**** INPUT DATA ****

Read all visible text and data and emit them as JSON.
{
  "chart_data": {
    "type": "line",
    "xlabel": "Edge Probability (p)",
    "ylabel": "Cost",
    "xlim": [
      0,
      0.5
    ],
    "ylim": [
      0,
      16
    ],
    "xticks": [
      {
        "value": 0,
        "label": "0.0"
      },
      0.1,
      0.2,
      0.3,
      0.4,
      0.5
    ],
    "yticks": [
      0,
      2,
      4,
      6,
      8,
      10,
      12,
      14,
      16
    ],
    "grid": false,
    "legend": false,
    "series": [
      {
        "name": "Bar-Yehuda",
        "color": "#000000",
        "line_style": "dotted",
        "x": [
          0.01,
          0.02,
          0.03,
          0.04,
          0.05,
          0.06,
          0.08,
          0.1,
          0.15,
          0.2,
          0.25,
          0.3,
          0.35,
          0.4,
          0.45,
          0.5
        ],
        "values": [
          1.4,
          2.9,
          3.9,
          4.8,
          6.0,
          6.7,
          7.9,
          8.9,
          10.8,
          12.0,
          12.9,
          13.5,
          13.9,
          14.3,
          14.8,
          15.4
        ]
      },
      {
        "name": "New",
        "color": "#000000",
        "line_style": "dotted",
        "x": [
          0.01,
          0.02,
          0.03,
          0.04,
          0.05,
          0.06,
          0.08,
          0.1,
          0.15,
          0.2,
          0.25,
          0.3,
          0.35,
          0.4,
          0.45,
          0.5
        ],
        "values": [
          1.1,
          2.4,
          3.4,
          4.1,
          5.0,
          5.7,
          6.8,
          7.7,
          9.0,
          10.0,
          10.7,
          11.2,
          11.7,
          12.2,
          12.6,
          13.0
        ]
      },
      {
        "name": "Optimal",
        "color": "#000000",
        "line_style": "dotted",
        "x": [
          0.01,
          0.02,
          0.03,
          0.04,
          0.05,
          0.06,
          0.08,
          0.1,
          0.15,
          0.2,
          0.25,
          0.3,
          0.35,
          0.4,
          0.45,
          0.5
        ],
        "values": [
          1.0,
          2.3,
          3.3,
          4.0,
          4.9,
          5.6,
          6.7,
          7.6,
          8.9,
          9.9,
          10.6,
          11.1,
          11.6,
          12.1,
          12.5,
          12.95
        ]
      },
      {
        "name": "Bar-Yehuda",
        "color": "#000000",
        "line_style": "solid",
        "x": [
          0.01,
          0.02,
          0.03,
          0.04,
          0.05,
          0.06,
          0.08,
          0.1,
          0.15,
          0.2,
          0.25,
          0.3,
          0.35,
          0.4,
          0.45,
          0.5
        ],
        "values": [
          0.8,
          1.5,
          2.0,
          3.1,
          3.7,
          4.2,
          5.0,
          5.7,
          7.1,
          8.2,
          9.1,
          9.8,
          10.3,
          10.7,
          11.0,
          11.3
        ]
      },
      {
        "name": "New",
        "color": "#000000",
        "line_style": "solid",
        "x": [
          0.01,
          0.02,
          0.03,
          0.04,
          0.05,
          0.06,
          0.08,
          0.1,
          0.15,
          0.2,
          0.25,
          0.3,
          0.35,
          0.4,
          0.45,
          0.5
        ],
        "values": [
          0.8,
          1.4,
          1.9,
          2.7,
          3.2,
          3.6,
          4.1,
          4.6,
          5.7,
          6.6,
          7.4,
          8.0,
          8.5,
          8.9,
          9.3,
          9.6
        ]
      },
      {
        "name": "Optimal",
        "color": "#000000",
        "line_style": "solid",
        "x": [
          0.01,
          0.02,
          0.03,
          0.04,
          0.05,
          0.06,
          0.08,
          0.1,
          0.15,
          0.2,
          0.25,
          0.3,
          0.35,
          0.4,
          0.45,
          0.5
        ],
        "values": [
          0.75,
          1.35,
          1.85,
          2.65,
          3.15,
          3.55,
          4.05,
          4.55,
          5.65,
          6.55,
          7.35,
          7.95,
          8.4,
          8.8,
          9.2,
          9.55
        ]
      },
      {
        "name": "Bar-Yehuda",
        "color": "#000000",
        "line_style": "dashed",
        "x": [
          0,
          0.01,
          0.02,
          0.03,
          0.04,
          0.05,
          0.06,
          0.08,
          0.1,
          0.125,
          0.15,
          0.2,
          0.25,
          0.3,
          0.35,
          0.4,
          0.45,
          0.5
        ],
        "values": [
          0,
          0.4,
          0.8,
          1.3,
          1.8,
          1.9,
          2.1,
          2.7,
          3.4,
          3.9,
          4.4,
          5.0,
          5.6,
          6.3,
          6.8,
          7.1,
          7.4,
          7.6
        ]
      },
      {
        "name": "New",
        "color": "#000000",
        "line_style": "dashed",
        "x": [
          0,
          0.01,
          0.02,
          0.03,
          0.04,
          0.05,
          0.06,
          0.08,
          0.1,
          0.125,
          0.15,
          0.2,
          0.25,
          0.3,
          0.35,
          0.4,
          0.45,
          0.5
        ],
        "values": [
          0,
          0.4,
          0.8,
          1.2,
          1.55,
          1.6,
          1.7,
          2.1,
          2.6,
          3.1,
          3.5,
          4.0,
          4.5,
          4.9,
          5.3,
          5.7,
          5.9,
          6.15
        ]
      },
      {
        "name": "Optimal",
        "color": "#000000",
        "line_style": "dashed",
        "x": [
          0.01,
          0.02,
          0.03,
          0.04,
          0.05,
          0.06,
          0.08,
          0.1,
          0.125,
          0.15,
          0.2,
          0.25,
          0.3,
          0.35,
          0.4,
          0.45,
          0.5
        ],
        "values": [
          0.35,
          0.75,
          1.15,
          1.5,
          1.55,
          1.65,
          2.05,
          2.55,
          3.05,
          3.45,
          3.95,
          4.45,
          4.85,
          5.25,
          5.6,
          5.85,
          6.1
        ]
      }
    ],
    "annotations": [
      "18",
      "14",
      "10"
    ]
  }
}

****

§ **BRIEF**: Copy all of the material word for word.

§ **EXPECTED ANSWER**:
Read all visible text and data and emit them as JSON.
{
  "chart_data": {
    "type": "line",
    "xlabel": "Edge Probability (p)",
    "ylabel": "Cost",
    "xlim": [
      0,
      0.5
    ],
    "ylim": [
      0,
      16
    ],
    "xticks": [
      {
        "value": 0,
        "label": "0.0"
      },
      0.1,
      0.2,
      0.3,
      0.4,
      0.5
    ],
    "yticks": [
      0,
      2,
      4,
      6,
      8,
      10,
      12,
      14,
      16
    ],
    "grid": false,
    "legend": false,
    "series": [
      {
        "name": "Bar-Yehuda",
        "color": "#000000",
        "line_style": "dotted",
        "x": [
          0.01,
          0.02,
          0.03,
          0.04,
          0.05,
          0.06,
          0.08,
          0.1,
          0.15,
          0.2,
          0.25,
          0.3,
          0.35,
          0.4,
          0.45,
          0.5
        ],
        "values": [
          1.4,
          2.9,
          3.9,
          4.8,
          6.0,
          6.7,
          7.9,
          8.9,
          10.8,
          12.0,
          12.9,
          13.5,
          13.9,
          14.3,
          14.8,
          15.4
        ]
      },
      {
        "name": "New",
        "color": "#000000",
        "line_style": "dotted",
        "x": [
          0.01,
          0.02,
          0.03,
          0.04,
          0.05,
          0.06,
          0.08,
          0.1,
          0.15,
          0.2,
          0.25,
          0.3,
          0.35,
          0.4,
          0.45,
          0.5
        ],
        "values": [
          1.1,
          2.4,
          3.4,
          4.1,
          5.0,
          5.7,
          6.8,
          7.7,
          9.0,
          10.0,
          10.7,
          11.2,
          11.7,
          12.2,
          12.6,
          13.0
        ]
      },
      {
        "name": "Optimal",
        "color": "#000000",
        "line_style": "dotted",
        "x": [
          0.01,
          0.02,
          0.03,
          0.04,
          0.05,
          0.06,
          0.08,
          0.1,
          0.15,
          0.2,
          0.25,
          0.3,
          0.35,
          0.4,
          0.45,
          0.5
        ],
        "values": [
          1.0,
          2.3,
          3.3,
          4.0,
          4.9,
          5.6,
          6.7,
          7.6,
          8.9,
          9.9,
          10.6,
          11.1,
          11.6,
          12.1,
          12.5,
          12.95
        ]
      },
      {
        "name": "Bar-Yehuda",
        "color": "#000000",
        "line_style": "solid",
        "x": [
          0.01,
          0.02,
          0.03,
          0.04,
          0.05,
          0.06,
          0.08,
          0.1,
          0.15,
          0.2,
          0.25,
          0.3,
          0.35,
          0.4,
          0.45,
          0.5
        ],
        "values": [
          0.8,
          1.5,
          2.0,
          3.1,
          3.7,
          4.2,
          5.0,
          5.7,
          7.1,
          8.2,
          9.1,
          9.8,
          10.3,
          10.7,
          11.0,
          11.3
        ]
      },
      {
        "name": "New",
        "color": "#000000",
        "line_style": "solid",
        "x": [
          0.01,
          0.02,
          0.03,
          0.04,
          0.05,
          0.06,
          0.08,
          0.1,
          0.15,
          0.2,
          0.25,
          0.3,
          0.35,
          0.4,
          0.45,
          0.5
        ],
        "values": [
          0.8,
          1.4,
          1.9,
          2.7,
          3.2,
          3.6,
          4.1,
          4.6,
          5.7,
          6.6,
          7.4,
          8.0,
          8.5,
          8.9,
          9.3,
          9.6
        ]
      },
      {
        "name": "Optimal",
        "color": "#000000",
        "line_style": "solid",
        "x": [
          0.01,
          0.02,
          0.03,
          0.04,
          0.05,
          0.06,
          0.08,
          0.1,
          0.15,
          0.2,
          0.25,
          0.3,
          0.35,
          0.4,
          0.45,
          0.5
        ],
        "values": [
          0.75,
          1.35,
          1.85,
          2.65,
          3.15,
          3.55,
          4.05,
          4.55,
          5.65,
          6.55,
          7.35,
          7.95,
          8.4,
          8.8,
          9.2,
          9.55
        ]
      },
      {
        "name": "Bar-Yehuda",
        "color": "#000000",
        "line_style": "dashed",
        "x": [
          0,
          0.01,
          0.02,
          0.03,
          0.04,
          0.05,
          0.06,
          0.08,
          0.1,
          0.125,
          0.15,
          0.2,
          0.25,
          0.3,
          0.35,
          0.4,
          0.45,
          0.5
        ],
        "values": [
          0,
          0.4,
          0.8,
          1.3,
          1.8,
          1.9,
          2.1,
          2.7,
          3.4,
          3.9,
          4.4,
          5.0,
          5.6,
          6.3,
          6.8,
          7.1,
          7.4,
          7.6
        ]
      },
      {
        "name": "New",
        "color": "#000000",
        "line_style": "dashed",
        "x": [
          0,
          0.01,
          0.02,
          0.03,
          0.04,
          0.05,
          0.06,
          0.08,
          0.1,
          0.125,
          0.15,
          0.2,
          0.25,
          0.3,
          0.35,
          0.4,
          0.45,
          0.5
        ],
        "values": [
          0,
          0.4,
          0.8,
          1.2,
          1.55,
          1.6,
          1.7,
          2.1,
          2.6,
          3.1,
          3.5,
          4.0,
          4.5,
          4.9,
          5.3,
          5.7,
          5.9,
          6.15
        ]
      },
      {
        "name": "Optimal",
        "color": "#000000",
        "line_style": "dashed",
        "x": [
          0.01,
          0.02,
          0.03,
          0.04,
          0.05,
          0.06,
          0.08,
          0.1,
          0.125,
          0.15,
          0.2,
          0.25,
          0.3,
          0.35,
          0.4,
          0.45,
          0.5
        ],
        "values": [
          0.35,
          0.75,
          1.15,
          1.5,
          1.55,
          1.65,
          2.05,
          2.55,
          3.05,
          3.45,
          3.95,
          4.45,
          4.85,
          5.25,
          5.6,
          5.85,
          6.1
        ]
      }
    ],
    "annotations": [
      "18",
      "14",
      "10"
    ]
  }
}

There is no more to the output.